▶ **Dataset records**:
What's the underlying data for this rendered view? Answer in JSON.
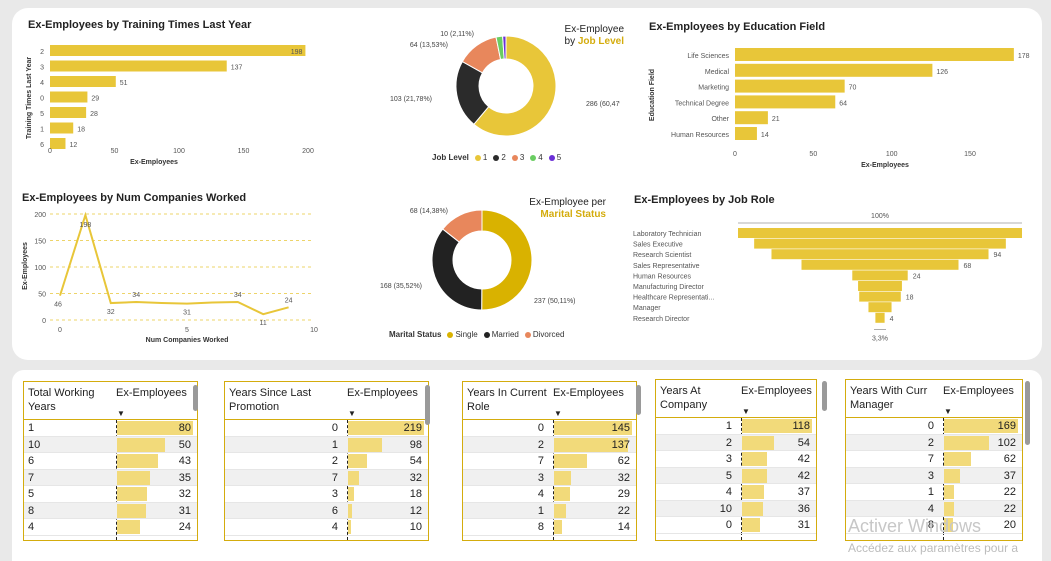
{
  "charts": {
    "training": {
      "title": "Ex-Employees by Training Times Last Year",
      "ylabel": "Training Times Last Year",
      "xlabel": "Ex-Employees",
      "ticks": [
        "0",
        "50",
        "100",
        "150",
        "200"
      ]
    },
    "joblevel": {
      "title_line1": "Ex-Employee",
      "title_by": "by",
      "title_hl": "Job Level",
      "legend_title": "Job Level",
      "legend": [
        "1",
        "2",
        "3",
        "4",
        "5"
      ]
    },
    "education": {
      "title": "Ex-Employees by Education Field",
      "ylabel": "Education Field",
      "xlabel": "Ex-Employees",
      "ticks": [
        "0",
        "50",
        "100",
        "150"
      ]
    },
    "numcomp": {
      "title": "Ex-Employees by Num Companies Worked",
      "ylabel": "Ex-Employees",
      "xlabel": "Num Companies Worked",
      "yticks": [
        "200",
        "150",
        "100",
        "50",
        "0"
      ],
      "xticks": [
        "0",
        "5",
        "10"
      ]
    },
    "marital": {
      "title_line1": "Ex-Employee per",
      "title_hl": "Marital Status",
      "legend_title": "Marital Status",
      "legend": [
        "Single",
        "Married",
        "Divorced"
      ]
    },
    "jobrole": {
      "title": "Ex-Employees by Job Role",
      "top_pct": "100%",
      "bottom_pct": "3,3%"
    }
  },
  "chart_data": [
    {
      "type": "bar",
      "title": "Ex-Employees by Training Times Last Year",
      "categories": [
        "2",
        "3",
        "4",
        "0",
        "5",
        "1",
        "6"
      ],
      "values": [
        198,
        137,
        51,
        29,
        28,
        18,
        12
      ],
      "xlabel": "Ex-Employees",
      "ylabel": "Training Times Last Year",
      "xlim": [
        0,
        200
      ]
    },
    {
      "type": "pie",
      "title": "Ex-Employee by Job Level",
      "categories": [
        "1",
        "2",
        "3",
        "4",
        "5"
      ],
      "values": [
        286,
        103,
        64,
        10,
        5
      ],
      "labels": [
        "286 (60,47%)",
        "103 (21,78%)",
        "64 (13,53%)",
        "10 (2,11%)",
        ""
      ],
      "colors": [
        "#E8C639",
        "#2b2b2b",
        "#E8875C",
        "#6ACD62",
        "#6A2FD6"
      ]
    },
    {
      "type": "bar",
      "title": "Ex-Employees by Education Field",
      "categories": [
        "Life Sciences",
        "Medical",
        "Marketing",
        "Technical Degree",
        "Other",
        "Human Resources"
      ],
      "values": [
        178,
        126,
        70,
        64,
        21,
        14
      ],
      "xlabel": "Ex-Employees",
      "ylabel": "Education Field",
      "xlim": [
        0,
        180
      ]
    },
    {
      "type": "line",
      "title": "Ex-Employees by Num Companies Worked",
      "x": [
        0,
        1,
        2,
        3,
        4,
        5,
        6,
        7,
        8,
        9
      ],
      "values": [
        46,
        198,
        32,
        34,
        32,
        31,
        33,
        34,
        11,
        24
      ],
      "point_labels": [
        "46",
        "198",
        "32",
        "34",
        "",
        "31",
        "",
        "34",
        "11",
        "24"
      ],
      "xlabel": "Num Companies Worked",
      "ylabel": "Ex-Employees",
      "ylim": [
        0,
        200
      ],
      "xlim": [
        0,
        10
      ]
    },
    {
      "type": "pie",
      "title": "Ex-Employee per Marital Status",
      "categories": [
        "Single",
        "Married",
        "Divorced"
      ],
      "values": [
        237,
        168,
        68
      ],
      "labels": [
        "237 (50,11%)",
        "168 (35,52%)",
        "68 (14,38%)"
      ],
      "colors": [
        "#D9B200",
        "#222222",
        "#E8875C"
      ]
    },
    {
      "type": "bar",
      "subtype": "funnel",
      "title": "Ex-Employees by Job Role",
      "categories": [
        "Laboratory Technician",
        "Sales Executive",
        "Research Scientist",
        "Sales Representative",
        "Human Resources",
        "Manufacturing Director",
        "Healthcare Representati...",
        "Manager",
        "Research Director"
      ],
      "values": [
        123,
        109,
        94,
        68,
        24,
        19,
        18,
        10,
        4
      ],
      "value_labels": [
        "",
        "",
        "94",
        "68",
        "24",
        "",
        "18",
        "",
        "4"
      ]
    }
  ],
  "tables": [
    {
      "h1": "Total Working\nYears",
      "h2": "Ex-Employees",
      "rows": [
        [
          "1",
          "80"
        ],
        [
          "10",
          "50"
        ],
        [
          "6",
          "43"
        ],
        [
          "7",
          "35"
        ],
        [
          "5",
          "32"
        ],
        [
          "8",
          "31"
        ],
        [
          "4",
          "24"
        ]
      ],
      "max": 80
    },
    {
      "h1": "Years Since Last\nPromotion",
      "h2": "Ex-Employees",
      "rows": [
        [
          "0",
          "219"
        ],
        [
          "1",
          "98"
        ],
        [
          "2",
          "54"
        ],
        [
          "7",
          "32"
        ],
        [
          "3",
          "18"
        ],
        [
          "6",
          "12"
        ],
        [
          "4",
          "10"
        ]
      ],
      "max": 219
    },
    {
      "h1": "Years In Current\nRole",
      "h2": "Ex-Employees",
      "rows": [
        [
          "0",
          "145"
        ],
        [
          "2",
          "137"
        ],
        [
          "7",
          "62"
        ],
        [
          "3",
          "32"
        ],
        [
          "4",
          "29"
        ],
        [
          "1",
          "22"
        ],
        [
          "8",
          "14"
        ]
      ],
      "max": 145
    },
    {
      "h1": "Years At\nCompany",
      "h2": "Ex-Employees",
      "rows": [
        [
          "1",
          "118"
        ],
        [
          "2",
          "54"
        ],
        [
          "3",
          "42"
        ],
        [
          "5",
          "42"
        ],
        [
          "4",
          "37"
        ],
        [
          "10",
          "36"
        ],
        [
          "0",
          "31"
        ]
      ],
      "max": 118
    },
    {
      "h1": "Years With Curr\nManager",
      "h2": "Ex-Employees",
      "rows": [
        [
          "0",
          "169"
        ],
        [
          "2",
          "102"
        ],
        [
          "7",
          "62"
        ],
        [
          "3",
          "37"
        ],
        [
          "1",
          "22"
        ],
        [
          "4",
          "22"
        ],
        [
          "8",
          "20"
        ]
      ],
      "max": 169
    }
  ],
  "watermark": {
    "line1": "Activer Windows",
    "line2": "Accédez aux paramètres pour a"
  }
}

▶ **TASK PROMPT**: Take every line that includes the string "Status" and copy it.

▶ **OUTPUT FOR THIS TASK**:
      "title_hl": "Marital Status",
      "legend_title": "Marital Status",
      "title": "Ex-Employee per Marital Status",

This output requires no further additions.